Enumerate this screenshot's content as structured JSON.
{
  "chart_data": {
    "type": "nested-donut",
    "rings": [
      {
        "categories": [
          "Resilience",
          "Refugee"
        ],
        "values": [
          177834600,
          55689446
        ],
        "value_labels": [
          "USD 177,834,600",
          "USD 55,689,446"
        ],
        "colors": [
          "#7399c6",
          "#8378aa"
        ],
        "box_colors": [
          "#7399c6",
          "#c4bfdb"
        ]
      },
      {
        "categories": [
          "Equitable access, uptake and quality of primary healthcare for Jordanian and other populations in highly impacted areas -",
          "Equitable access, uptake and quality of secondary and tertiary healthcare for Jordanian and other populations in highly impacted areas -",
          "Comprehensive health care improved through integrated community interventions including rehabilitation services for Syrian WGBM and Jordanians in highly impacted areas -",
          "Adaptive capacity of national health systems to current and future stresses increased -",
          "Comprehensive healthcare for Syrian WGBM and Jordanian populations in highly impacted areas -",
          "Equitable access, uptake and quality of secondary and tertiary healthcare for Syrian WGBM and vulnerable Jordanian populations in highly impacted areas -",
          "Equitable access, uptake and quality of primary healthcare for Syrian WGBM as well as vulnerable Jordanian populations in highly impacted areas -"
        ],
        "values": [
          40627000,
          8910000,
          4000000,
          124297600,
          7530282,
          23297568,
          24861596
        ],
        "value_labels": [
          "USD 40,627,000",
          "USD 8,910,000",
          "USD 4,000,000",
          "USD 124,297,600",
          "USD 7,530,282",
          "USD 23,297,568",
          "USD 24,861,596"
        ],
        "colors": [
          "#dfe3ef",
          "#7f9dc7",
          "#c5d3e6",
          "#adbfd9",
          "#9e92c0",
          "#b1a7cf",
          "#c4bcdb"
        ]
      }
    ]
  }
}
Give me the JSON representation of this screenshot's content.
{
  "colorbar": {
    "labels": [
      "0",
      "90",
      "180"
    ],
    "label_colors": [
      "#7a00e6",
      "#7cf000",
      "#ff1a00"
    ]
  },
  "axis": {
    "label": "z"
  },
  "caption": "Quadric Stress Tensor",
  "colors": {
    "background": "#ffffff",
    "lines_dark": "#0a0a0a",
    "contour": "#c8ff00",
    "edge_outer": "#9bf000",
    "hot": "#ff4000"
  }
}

▬▬▬▬▬▬▬▬▬▬

**Goal of the exercise:** From the entries above, pull out each line that includes "this".

**Solved exercise:**
Enumerate this screenshot's content as structured JSON.
Give me the JSON representation of this screenshot's content.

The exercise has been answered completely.